» TASK DETAILS
Images excluded, repeat each entry below exactly.

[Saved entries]
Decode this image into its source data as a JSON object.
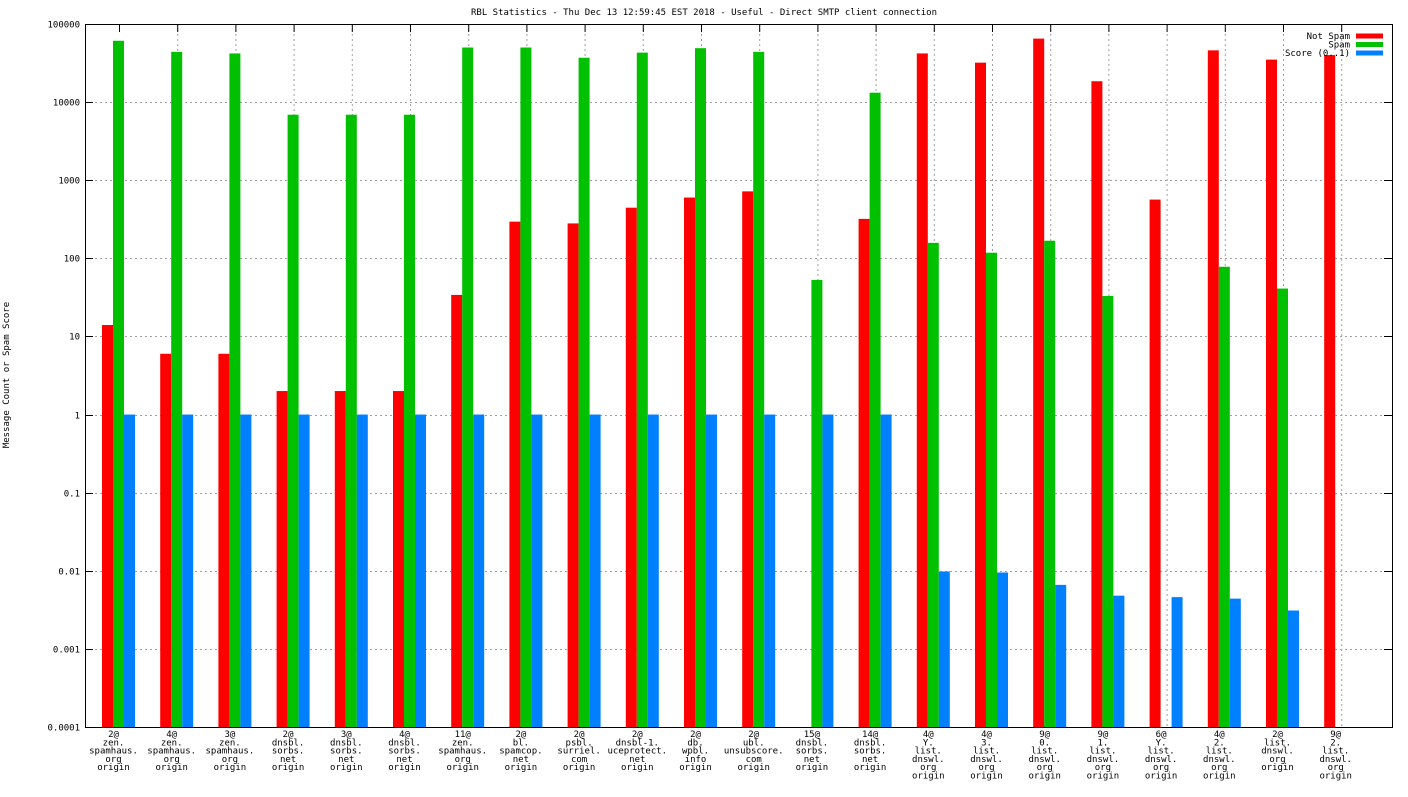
{
  "chart_data": {
    "type": "bar",
    "title": "RBL Statistics - Thu Dec 13 12:59:45 EST 2018 - Useful - Direct SMTP client connection",
    "xlabel": "",
    "ylabel": "Message Count or Spam Score",
    "yscale": "log",
    "ylim": [
      0.0001,
      100000
    ],
    "yticks": [
      "0.0001",
      "0.001",
      "0.01",
      "0.1",
      "1",
      "10",
      "100",
      "1000",
      "10000",
      "100000"
    ],
    "grid": true,
    "legend_position": "top-right",
    "categories": [
      [
        "2@",
        "zen.",
        "spamhaus.",
        "org",
        "origin"
      ],
      [
        "4@",
        "zen.",
        "spamhaus.",
        "org",
        "origin"
      ],
      [
        "3@",
        "zen.",
        "spamhaus.",
        "org",
        "origin"
      ],
      [
        "2@",
        "dnsbl.",
        "sorbs.",
        "net",
        "origin"
      ],
      [
        "3@",
        "dnsbl.",
        "sorbs.",
        "net",
        "origin"
      ],
      [
        "4@",
        "dnsbl.",
        "sorbs.",
        "net",
        "origin"
      ],
      [
        "11@",
        "zen.",
        "spamhaus.",
        "org",
        "origin"
      ],
      [
        "2@",
        "bl.",
        "spamcop.",
        "net",
        "origin"
      ],
      [
        "2@",
        "psbl.",
        "surriel.",
        "com",
        "origin"
      ],
      [
        "2@",
        "dnsbl-1.",
        "uceprotect.",
        "net",
        "origin"
      ],
      [
        "2@",
        "db.",
        "wpbl.",
        "info",
        "origin"
      ],
      [
        "2@",
        "ubl.",
        "unsubscore.",
        "com",
        "origin"
      ],
      [
        "15@",
        "dnsbl.",
        "sorbs.",
        "net",
        "origin"
      ],
      [
        "14@",
        "dnsbl.",
        "sorbs.",
        "net",
        "origin"
      ],
      [
        "4@",
        "Y.",
        "list.",
        "dnswl.",
        "org",
        "origin"
      ],
      [
        "4@",
        "3.",
        "list.",
        "dnswl.",
        "org",
        "origin"
      ],
      [
        "9@",
        "0.",
        "list.",
        "dnswl.",
        "org",
        "origin"
      ],
      [
        "9@",
        "1.",
        "list.",
        "dnswl.",
        "org",
        "origin"
      ],
      [
        "6@",
        "Y.",
        "list.",
        "dnswl.",
        "org",
        "origin"
      ],
      [
        "4@",
        "2.",
        "list.",
        "dnswl.",
        "org",
        "origin"
      ],
      [
        "2@",
        "list.",
        "dnswl.",
        "org",
        "origin"
      ],
      [
        "9@",
        "2.",
        "list.",
        "dnswl.",
        "org",
        "origin"
      ]
    ],
    "series": [
      {
        "name": "Not Spam",
        "color": "#ff0000",
        "values": [
          14,
          6,
          6,
          2,
          2,
          2,
          34,
          295,
          280,
          445,
          600,
          720,
          null,
          320,
          42000,
          32000,
          65000,
          18500,
          565,
          46000,
          35000,
          40000
        ]
      },
      {
        "name": "Spam",
        "color": "#00c000",
        "values": [
          61000,
          44000,
          42000,
          6900,
          6900,
          6900,
          50000,
          50000,
          37000,
          43000,
          49000,
          44000,
          53,
          13200,
          158,
          118,
          168,
          33,
          null,
          78,
          41,
          null
        ]
      },
      {
        "name": "Score (0..1)",
        "color": "#0080ff",
        "values": [
          1,
          1,
          1,
          1,
          1,
          1,
          1,
          1,
          1,
          1,
          1,
          1,
          1,
          1,
          0.0098,
          0.0095,
          0.0066,
          0.0048,
          0.0046,
          0.0044,
          0.0031,
          null
        ]
      }
    ]
  }
}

» SOLUTION BELOW
Decode this image into its source data as a JSON object.
{
  "chart_data": {
    "type": "bar",
    "title": "RBL Statistics - Thu Dec 13 12:59:45 EST 2018 - Useful - Direct SMTP client connection",
    "xlabel": "",
    "ylabel": "Message Count or Spam Score",
    "yscale": "log",
    "ylim": [
      0.0001,
      100000
    ],
    "yticks": [
      "0.0001",
      "0.001",
      "0.01",
      "0.1",
      "1",
      "10",
      "100",
      "1000",
      "10000",
      "100000"
    ],
    "grid": true,
    "legend_position": "top-right",
    "categories": [
      [
        "2@",
        "zen.",
        "spamhaus.",
        "org",
        "origin"
      ],
      [
        "4@",
        "zen.",
        "spamhaus.",
        "org",
        "origin"
      ],
      [
        "3@",
        "zen.",
        "spamhaus.",
        "org",
        "origin"
      ],
      [
        "2@",
        "dnsbl.",
        "sorbs.",
        "net",
        "origin"
      ],
      [
        "3@",
        "dnsbl.",
        "sorbs.",
        "net",
        "origin"
      ],
      [
        "4@",
        "dnsbl.",
        "sorbs.",
        "net",
        "origin"
      ],
      [
        "11@",
        "zen.",
        "spamhaus.",
        "org",
        "origin"
      ],
      [
        "2@",
        "bl.",
        "spamcop.",
        "net",
        "origin"
      ],
      [
        "2@",
        "psbl.",
        "surriel.",
        "com",
        "origin"
      ],
      [
        "2@",
        "dnsbl-1.",
        "uceprotect.",
        "net",
        "origin"
      ],
      [
        "2@",
        "db.",
        "wpbl.",
        "info",
        "origin"
      ],
      [
        "2@",
        "ubl.",
        "unsubscore.",
        "com",
        "origin"
      ],
      [
        "15@",
        "dnsbl.",
        "sorbs.",
        "net",
        "origin"
      ],
      [
        "14@",
        "dnsbl.",
        "sorbs.",
        "net",
        "origin"
      ],
      [
        "4@",
        "Y.",
        "list.",
        "dnswl.",
        "org",
        "origin"
      ],
      [
        "4@",
        "3.",
        "list.",
        "dnswl.",
        "org",
        "origin"
      ],
      [
        "9@",
        "0.",
        "list.",
        "dnswl.",
        "org",
        "origin"
      ],
      [
        "9@",
        "1.",
        "list.",
        "dnswl.",
        "org",
        "origin"
      ],
      [
        "6@",
        "Y.",
        "list.",
        "dnswl.",
        "org",
        "origin"
      ],
      [
        "4@",
        "2.",
        "list.",
        "dnswl.",
        "org",
        "origin"
      ],
      [
        "2@",
        "list.",
        "dnswl.",
        "org",
        "origin"
      ],
      [
        "9@",
        "2.",
        "list.",
        "dnswl.",
        "org",
        "origin"
      ]
    ],
    "series": [
      {
        "name": "Not Spam",
        "color": "#ff0000",
        "values": [
          14,
          6,
          6,
          2,
          2,
          2,
          34,
          295,
          280,
          445,
          600,
          720,
          null,
          320,
          42000,
          32000,
          65000,
          18500,
          565,
          46000,
          35000,
          40000
        ]
      },
      {
        "name": "Spam",
        "color": "#00c000",
        "values": [
          61000,
          44000,
          42000,
          6900,
          6900,
          6900,
          50000,
          50000,
          37000,
          43000,
          49000,
          44000,
          53,
          13200,
          158,
          118,
          168,
          33,
          null,
          78,
          41,
          null
        ]
      },
      {
        "name": "Score (0..1)",
        "color": "#0080ff",
        "values": [
          1,
          1,
          1,
          1,
          1,
          1,
          1,
          1,
          1,
          1,
          1,
          1,
          1,
          1,
          0.0098,
          0.0095,
          0.0066,
          0.0048,
          0.0046,
          0.0044,
          0.0031,
          null
        ]
      }
    ]
  }
}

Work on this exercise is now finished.